▸ WHAT IS ASKED: Starting with the line that contains "Read this page and output its text content.", reproduce each line through the end of the listing below, with no other output.

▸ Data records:
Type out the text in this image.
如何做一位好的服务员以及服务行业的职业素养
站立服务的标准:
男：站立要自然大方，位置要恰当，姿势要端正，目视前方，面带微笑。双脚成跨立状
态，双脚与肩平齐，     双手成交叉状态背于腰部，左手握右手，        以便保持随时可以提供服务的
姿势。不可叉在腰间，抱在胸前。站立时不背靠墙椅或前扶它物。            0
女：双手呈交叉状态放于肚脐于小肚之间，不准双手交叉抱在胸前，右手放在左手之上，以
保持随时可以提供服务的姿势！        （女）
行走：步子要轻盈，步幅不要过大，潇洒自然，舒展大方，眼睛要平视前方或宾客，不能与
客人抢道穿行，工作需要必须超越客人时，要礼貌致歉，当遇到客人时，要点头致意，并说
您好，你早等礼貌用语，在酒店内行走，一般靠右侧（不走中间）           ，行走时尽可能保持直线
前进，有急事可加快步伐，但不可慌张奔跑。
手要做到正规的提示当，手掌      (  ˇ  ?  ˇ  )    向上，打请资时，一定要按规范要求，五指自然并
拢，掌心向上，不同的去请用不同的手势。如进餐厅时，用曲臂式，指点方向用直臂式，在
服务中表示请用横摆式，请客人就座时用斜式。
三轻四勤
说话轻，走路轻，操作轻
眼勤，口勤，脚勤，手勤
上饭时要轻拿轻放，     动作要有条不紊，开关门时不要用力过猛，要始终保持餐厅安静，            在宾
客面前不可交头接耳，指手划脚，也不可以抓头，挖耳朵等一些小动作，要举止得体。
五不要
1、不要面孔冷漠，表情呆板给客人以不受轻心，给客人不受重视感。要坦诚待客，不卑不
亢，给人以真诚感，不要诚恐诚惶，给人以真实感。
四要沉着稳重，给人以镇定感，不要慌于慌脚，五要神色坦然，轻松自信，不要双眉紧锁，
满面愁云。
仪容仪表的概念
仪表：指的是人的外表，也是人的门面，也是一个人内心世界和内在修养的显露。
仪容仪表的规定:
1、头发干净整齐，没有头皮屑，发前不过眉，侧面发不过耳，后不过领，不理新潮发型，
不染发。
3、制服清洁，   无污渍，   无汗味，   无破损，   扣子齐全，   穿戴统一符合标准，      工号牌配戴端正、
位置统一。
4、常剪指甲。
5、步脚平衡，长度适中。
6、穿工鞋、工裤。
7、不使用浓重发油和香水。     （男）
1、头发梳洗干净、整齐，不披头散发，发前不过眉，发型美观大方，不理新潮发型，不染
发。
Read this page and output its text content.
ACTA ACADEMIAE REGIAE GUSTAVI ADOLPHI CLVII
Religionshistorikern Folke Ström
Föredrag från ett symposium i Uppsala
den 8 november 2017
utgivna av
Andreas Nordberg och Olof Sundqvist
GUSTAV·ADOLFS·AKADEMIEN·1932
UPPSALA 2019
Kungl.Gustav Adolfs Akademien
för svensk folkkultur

▸ EXERCISE RESPONSE:
Read this page and output its text content.
ACTA ACADEMIAE REGIAE GUSTAVI ADOLPHI CLVII
Religionshistorikern Folke Ström
Föredrag från ett symposium i Uppsala
den 8 november 2017
utgivna av
Andreas Nordberg och Olof Sundqvist
GUSTAV·ADOLFS·AKADEMIEN·1932
UPPSALA 2019
Kungl.Gustav Adolfs Akademien
för svensk folkkultur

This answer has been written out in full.